[Dataset items]
##############################
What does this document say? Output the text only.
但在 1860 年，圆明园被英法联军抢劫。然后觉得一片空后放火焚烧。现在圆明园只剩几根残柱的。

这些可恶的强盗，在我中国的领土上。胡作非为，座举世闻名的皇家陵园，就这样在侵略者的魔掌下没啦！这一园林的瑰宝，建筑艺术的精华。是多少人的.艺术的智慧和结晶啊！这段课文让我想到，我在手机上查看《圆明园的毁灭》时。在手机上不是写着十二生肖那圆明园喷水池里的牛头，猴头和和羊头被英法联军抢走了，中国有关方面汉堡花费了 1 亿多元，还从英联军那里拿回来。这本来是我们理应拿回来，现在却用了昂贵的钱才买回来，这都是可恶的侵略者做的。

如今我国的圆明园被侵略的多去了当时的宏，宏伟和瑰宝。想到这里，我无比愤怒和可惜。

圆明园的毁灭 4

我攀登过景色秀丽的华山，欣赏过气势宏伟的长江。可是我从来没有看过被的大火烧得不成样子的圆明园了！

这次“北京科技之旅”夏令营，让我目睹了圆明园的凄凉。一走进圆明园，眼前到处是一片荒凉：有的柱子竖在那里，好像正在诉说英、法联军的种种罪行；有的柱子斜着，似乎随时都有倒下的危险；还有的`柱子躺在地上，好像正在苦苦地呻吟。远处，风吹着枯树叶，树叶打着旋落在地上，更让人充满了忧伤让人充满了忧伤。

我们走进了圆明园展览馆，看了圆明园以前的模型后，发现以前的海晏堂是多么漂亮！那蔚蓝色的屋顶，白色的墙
##############################
**Written exercise:**
Output the full listing exactly as it stands.

**Output of the exercise:**
What does this document say? Output the text only.
但在 1860 年，圆明园被英法联军抢劫。然后觉得一片空后放火焚烧。现在圆明园只剩几根残柱的。

这些可恶的强盗，在我中国的领土上。胡作非为，座举世闻名的皇家陵园，就这样在侵略者的魔掌下没啦！这一园林的瑰宝，建筑艺术的精华。是多少人的.艺术的智慧和结晶啊！这段课文让我想到，我在手机上查看《圆明园的毁灭》时。在手机上不是写着十二生肖那圆明园喷水池里的牛头，猴头和和羊头被英法联军抢走了，中国有关方面汉堡花费了 1 亿多元，还从英联军那里拿回来。这本来是我们理应拿回来，现在却用了昂贵的钱才买回来，这都是可恶的侵略者做的。

如今我国的圆明园被侵略的多去了当时的宏，宏伟和瑰宝。想到这里，我无比愤怒和可惜。

圆明园的毁灭 4

我攀登过景色秀丽的华山，欣赏过气势宏伟的长江。可是我从来没有看过被的大火烧得不成样子的圆明园了！

这次“北京科技之旅”夏令营，让我目睹了圆明园的凄凉。一走进圆明园，眼前到处是一片荒凉：有的柱子竖在那里，好像正在诉说英、法联军的种种罪行；有的柱子斜着，似乎随时都有倒下的危险；还有的`柱子躺在地上，好像正在苦苦地呻吟。远处，风吹着枯树叶，树叶打着旋落在地上，更让人充满了忧伤让人充满了忧伤。

我们走进了圆明园展览馆，看了圆明园以前的模型后，发现以前的海晏堂是多么漂亮！那蔚蓝色的屋顶，白色的墙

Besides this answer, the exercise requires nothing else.